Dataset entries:
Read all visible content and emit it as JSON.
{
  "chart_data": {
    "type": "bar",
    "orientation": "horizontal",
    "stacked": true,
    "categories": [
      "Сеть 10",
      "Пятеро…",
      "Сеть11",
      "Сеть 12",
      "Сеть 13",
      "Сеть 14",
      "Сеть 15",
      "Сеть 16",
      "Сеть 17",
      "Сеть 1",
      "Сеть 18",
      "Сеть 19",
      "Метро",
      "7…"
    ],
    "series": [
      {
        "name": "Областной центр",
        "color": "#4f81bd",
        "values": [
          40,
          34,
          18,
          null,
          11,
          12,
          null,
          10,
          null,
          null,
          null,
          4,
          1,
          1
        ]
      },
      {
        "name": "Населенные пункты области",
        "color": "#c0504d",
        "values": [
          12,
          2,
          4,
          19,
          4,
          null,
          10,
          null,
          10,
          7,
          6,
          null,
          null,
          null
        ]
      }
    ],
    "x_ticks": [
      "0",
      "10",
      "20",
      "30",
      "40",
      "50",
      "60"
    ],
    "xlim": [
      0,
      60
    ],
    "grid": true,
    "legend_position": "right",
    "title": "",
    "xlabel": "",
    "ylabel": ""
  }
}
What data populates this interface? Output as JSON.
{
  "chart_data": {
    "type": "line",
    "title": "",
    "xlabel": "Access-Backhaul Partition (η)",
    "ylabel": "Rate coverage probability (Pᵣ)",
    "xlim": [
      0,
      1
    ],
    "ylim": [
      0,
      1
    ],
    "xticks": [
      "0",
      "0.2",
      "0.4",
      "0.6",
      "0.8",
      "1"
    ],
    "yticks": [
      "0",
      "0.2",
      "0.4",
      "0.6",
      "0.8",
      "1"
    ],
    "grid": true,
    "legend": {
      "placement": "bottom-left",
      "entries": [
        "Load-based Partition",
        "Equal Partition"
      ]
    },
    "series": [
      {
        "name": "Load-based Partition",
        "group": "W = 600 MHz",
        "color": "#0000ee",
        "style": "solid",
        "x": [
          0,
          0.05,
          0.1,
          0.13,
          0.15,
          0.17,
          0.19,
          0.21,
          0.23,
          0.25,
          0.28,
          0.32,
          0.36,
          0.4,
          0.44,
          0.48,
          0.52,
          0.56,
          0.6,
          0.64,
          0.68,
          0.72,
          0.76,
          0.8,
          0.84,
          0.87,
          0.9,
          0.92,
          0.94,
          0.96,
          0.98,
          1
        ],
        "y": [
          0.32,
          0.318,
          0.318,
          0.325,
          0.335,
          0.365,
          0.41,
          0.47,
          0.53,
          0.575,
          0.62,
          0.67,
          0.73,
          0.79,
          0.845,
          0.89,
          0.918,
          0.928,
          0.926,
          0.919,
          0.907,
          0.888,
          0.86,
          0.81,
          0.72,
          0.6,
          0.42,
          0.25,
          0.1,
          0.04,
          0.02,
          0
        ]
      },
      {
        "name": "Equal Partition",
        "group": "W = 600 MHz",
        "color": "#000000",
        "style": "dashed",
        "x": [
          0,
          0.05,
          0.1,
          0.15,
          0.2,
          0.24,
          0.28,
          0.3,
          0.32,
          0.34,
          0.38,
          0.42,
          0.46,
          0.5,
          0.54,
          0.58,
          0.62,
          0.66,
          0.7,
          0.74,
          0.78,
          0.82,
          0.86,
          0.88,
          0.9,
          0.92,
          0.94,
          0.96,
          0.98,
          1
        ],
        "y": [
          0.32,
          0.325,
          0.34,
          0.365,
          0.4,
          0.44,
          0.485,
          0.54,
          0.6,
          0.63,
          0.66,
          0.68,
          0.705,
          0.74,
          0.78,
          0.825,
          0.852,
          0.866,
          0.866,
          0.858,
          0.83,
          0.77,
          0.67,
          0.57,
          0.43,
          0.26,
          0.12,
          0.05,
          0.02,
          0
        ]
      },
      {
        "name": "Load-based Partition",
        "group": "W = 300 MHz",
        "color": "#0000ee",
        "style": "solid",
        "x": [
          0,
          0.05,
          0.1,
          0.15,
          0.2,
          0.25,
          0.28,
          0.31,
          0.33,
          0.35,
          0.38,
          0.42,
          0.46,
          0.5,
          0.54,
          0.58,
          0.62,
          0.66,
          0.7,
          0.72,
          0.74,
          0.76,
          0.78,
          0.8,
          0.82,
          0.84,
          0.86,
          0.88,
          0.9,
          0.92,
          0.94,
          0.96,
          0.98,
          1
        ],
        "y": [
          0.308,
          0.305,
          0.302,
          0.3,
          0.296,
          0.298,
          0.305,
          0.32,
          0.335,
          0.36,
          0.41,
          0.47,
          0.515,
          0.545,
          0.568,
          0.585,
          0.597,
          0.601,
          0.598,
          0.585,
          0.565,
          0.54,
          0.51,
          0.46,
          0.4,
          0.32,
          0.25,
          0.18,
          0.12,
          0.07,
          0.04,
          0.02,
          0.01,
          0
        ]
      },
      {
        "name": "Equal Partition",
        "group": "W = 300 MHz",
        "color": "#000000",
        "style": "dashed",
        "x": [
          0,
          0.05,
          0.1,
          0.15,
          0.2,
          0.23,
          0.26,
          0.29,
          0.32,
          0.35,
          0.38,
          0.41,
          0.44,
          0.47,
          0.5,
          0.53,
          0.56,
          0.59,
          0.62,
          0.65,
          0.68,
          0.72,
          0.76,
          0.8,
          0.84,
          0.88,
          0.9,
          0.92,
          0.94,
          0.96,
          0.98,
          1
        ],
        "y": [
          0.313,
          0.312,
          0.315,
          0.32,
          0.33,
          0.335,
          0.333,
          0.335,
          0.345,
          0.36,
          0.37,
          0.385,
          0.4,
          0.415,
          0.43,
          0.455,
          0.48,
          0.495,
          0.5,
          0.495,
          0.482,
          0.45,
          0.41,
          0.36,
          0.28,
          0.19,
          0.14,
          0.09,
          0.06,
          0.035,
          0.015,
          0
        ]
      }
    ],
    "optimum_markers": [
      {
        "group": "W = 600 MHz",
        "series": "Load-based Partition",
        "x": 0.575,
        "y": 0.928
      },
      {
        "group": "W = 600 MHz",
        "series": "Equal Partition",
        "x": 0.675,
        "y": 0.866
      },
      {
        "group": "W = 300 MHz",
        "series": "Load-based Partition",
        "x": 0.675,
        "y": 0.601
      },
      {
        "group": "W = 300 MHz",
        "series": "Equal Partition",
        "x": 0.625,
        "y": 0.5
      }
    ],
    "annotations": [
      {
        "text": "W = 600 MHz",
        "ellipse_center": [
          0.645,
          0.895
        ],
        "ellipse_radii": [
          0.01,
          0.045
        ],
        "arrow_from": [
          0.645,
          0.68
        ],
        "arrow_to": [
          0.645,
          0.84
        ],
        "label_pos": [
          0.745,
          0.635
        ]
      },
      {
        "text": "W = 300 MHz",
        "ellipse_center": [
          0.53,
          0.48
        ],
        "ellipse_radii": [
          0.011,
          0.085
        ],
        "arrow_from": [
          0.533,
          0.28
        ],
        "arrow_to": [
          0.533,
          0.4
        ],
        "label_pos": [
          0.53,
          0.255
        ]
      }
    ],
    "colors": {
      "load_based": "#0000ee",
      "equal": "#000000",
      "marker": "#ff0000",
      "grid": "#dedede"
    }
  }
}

Exercise requirements: Work out how many lines of the listing above include the word "xlabel". Reply with nothing but the count.

Response: 2